— START OF Exercise data —
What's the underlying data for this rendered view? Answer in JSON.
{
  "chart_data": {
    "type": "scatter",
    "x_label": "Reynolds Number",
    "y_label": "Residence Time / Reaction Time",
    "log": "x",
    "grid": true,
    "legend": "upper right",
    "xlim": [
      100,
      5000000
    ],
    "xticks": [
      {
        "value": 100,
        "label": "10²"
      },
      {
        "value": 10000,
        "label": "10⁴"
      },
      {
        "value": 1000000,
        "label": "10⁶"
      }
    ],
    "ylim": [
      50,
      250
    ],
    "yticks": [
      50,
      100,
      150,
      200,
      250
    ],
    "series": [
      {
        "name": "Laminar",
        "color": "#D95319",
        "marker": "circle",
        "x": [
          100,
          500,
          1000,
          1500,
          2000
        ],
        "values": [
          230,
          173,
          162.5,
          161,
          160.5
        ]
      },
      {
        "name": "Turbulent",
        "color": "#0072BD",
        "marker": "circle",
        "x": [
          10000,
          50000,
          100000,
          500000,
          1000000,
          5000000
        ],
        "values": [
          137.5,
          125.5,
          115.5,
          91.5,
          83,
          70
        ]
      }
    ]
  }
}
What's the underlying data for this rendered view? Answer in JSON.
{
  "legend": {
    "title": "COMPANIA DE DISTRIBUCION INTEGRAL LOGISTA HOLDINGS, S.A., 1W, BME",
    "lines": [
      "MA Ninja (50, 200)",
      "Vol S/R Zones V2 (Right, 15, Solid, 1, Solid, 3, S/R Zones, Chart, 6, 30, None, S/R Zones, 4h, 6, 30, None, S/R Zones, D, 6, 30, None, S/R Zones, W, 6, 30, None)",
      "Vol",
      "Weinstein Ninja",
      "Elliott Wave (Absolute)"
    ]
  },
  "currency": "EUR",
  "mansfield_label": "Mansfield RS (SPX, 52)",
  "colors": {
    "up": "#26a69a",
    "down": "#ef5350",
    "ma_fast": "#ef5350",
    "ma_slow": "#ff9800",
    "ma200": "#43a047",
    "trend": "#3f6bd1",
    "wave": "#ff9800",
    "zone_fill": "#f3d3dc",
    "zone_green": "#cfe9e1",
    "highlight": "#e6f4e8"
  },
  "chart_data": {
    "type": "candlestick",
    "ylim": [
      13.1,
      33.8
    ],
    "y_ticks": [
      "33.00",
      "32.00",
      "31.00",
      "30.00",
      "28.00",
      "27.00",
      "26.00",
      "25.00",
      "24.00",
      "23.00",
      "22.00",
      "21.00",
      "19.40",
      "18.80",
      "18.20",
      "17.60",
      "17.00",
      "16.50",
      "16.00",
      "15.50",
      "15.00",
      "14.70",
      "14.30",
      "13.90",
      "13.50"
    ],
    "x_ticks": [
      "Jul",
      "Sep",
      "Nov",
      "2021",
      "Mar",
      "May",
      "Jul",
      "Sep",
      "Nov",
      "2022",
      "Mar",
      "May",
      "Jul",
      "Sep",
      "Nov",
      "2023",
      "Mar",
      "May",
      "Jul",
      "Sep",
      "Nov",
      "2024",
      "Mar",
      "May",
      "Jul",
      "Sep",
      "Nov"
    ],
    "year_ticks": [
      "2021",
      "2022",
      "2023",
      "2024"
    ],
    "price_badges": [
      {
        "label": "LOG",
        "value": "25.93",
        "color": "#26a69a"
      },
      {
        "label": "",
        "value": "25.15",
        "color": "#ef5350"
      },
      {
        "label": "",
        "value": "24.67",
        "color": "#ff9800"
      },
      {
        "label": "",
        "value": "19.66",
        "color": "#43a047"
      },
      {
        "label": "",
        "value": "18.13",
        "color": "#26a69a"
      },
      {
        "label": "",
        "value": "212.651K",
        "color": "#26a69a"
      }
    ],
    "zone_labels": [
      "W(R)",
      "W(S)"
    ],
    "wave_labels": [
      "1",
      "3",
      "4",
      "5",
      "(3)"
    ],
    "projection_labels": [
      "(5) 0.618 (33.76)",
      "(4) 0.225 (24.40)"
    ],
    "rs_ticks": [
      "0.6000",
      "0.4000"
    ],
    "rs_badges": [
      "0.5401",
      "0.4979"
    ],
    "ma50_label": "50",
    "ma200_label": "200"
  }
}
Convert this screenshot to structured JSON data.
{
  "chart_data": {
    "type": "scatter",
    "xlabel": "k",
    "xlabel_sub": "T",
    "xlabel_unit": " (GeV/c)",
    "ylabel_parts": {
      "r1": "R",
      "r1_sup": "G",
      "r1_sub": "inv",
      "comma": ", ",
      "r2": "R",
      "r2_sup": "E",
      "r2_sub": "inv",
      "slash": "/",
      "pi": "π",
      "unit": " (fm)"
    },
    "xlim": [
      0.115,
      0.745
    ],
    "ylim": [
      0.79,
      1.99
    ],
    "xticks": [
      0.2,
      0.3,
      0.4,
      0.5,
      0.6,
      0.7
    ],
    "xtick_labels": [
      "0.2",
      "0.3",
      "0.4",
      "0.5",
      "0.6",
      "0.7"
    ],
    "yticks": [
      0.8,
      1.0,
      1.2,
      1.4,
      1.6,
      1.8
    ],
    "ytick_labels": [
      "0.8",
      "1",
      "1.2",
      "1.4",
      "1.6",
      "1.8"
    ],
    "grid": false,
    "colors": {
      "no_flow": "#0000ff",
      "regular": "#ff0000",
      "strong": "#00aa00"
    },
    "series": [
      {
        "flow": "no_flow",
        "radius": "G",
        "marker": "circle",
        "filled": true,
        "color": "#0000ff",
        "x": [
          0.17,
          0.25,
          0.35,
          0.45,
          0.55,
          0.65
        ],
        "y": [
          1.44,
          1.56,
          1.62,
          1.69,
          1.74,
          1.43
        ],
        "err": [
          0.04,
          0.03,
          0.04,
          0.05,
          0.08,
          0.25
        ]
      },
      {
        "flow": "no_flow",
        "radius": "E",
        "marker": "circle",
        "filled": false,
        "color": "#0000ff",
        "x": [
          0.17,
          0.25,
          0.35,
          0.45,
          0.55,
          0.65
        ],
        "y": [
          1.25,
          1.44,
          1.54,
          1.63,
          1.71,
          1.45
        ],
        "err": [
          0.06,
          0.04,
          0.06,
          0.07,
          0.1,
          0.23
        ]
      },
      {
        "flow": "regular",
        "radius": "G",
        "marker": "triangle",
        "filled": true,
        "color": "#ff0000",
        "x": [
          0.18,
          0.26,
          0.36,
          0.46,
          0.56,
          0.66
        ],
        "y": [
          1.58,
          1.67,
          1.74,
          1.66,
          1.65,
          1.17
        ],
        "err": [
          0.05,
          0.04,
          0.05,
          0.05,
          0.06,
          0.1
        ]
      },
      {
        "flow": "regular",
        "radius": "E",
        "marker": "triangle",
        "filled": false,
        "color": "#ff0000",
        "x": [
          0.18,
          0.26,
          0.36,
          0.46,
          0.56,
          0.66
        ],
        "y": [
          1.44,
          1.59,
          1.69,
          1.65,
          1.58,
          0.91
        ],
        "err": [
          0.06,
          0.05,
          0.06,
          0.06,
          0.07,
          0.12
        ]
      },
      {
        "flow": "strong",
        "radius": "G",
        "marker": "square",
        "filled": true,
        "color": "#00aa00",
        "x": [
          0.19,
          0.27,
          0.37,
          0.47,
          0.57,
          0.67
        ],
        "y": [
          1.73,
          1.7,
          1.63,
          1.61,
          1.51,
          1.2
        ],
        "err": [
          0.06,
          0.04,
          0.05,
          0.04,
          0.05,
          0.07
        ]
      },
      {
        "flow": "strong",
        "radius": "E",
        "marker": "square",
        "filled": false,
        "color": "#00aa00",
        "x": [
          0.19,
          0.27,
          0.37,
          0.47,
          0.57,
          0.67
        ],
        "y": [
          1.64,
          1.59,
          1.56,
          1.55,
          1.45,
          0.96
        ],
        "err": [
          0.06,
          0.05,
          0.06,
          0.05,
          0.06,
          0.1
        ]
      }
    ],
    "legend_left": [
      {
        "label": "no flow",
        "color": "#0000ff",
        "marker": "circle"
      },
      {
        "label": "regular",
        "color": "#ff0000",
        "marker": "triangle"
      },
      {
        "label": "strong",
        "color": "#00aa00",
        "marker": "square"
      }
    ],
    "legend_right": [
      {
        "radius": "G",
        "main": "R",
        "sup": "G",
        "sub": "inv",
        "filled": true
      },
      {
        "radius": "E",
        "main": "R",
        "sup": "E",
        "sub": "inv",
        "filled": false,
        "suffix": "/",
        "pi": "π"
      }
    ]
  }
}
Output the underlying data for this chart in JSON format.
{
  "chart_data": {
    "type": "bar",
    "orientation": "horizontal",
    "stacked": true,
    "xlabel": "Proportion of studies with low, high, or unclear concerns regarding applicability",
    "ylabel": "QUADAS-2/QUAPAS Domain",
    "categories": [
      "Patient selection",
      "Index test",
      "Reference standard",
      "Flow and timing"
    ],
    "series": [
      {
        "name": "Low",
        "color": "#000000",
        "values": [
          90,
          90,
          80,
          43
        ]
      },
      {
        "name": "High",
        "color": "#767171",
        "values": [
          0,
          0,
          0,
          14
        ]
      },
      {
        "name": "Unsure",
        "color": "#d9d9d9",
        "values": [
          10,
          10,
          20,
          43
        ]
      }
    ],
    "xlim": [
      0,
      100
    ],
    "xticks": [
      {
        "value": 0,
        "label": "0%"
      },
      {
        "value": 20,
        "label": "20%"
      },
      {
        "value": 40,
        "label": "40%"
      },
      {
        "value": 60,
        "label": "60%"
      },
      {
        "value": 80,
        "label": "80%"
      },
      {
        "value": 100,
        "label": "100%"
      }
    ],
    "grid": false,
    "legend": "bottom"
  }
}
— END OF Exercise data —
Copy out every line holding the string "name".

### Solution for this problem
        "name": "Laminar",
        "name": "Turbulent",
        "name": "Low",
        "name": "High",
        "name": "Unsure",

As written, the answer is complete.